◆ WHAT IS REQUIRED:
Could you transcribe every record below exactly as written, leaving out any pictures?

────────────────────────────────────────

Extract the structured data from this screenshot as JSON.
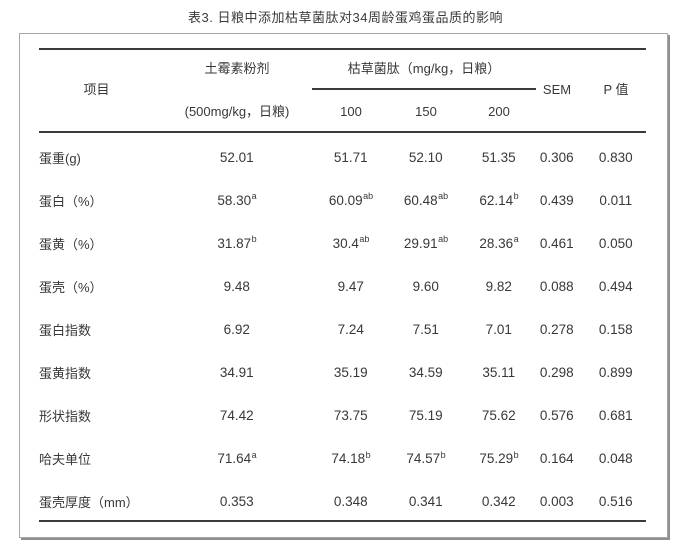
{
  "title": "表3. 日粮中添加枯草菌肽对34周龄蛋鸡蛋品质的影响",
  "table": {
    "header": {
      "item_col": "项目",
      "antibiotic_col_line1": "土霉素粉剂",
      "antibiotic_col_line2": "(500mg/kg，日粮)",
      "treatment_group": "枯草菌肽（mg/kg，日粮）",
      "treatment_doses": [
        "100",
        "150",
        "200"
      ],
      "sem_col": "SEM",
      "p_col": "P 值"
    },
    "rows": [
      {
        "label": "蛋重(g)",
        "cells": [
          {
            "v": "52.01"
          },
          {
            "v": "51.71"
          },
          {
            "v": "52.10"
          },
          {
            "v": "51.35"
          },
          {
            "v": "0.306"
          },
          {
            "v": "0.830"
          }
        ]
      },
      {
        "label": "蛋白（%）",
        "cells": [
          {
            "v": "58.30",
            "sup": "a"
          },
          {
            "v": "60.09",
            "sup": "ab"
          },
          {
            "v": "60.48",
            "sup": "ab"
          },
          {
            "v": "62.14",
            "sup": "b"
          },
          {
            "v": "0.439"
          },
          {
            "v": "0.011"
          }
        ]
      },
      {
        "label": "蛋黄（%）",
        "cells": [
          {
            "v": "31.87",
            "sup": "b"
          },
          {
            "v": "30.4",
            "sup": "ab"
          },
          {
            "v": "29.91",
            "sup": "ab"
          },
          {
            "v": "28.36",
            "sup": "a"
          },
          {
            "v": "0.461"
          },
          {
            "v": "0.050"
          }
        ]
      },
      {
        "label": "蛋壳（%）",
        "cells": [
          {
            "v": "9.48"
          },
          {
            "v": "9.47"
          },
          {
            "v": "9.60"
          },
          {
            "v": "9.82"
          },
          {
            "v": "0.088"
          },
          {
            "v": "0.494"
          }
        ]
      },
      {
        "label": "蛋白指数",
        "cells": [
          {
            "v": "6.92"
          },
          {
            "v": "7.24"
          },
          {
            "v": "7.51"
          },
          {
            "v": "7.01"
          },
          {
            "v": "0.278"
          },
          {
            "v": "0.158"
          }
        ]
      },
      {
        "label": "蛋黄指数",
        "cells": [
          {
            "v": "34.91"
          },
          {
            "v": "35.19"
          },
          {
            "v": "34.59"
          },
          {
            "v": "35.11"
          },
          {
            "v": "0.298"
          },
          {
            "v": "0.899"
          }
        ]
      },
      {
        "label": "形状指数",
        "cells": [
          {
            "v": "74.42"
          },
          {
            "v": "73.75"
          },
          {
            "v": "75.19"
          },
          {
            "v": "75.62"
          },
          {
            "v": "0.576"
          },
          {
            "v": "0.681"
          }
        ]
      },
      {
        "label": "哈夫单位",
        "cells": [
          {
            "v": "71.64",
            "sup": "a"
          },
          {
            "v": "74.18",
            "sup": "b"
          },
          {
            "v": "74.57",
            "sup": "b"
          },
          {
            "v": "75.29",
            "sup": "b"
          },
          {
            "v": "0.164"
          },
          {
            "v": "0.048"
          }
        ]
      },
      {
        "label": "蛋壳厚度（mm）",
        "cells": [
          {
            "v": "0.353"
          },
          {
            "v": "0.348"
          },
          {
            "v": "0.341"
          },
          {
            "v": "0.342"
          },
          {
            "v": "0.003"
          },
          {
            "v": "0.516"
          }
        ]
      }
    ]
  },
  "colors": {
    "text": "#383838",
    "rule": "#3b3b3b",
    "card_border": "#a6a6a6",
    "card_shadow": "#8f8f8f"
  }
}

────────────────────────────────────────

◆ REPLY:
Extract the structured data from this screenshot as JSON.
{
  "title": "表3. 日粮中添加枯草菌肽对34周龄蛋鸡蛋品质的影响",
  "table": {
    "header": {
      "item_col": "项目",
      "antibiotic_col_line1": "土霉素粉剂",
      "antibiotic_col_line2": "(500mg/kg，日粮)",
      "treatment_group": "枯草菌肽（mg/kg，日粮）",
      "treatment_doses": [
        "100",
        "150",
        "200"
      ],
      "sem_col": "SEM",
      "p_col": "P 值"
    },
    "rows": [
      {
        "label": "蛋重(g)",
        "cells": [
          {
            "v": "52.01"
          },
          {
            "v": "51.71"
          },
          {
            "v": "52.10"
          },
          {
            "v": "51.35"
          },
          {
            "v": "0.306"
          },
          {
            "v": "0.830"
          }
        ]
      },
      {
        "label": "蛋白（%）",
        "cells": [
          {
            "v": "58.30",
            "sup": "a"
          },
          {
            "v": "60.09",
            "sup": "ab"
          },
          {
            "v": "60.48",
            "sup": "ab"
          },
          {
            "v": "62.14",
            "sup": "b"
          },
          {
            "v": "0.439"
          },
          {
            "v": "0.011"
          }
        ]
      },
      {
        "label": "蛋黄（%）",
        "cells": [
          {
            "v": "31.87",
            "sup": "b"
          },
          {
            "v": "30.4",
            "sup": "ab"
          },
          {
            "v": "29.91",
            "sup": "ab"
          },
          {
            "v": "28.36",
            "sup": "a"
          },
          {
            "v": "0.461"
          },
          {
            "v": "0.050"
          }
        ]
      },
      {
        "label": "蛋壳（%）",
        "cells": [
          {
            "v": "9.48"
          },
          {
            "v": "9.47"
          },
          {
            "v": "9.60"
          },
          {
            "v": "9.82"
          },
          {
            "v": "0.088"
          },
          {
            "v": "0.494"
          }
        ]
      },
      {
        "label": "蛋白指数",
        "cells": [
          {
            "v": "6.92"
          },
          {
            "v": "7.24"
          },
          {
            "v": "7.51"
          },
          {
            "v": "7.01"
          },
          {
            "v": "0.278"
          },
          {
            "v": "0.158"
          }
        ]
      },
      {
        "label": "蛋黄指数",
        "cells": [
          {
            "v": "34.91"
          },
          {
            "v": "35.19"
          },
          {
            "v": "34.59"
          },
          {
            "v": "35.11"
          },
          {
            "v": "0.298"
          },
          {
            "v": "0.899"
          }
        ]
      },
      {
        "label": "形状指数",
        "cells": [
          {
            "v": "74.42"
          },
          {
            "v": "73.75"
          },
          {
            "v": "75.19"
          },
          {
            "v": "75.62"
          },
          {
            "v": "0.576"
          },
          {
            "v": "0.681"
          }
        ]
      },
      {
        "label": "哈夫单位",
        "cells": [
          {
            "v": "71.64",
            "sup": "a"
          },
          {
            "v": "74.18",
            "sup": "b"
          },
          {
            "v": "74.57",
            "sup": "b"
          },
          {
            "v": "75.29",
            "sup": "b"
          },
          {
            "v": "0.164"
          },
          {
            "v": "0.048"
          }
        ]
      },
      {
        "label": "蛋壳厚度（mm）",
        "cells": [
          {
            "v": "0.353"
          },
          {
            "v": "0.348"
          },
          {
            "v": "0.341"
          },
          {
            "v": "0.342"
          },
          {
            "v": "0.003"
          },
          {
            "v": "0.516"
          }
        ]
      }
    ]
  },
  "colors": {
    "text": "#383838",
    "rule": "#3b3b3b",
    "card_border": "#a6a6a6",
    "card_shadow": "#8f8f8f"
  }
}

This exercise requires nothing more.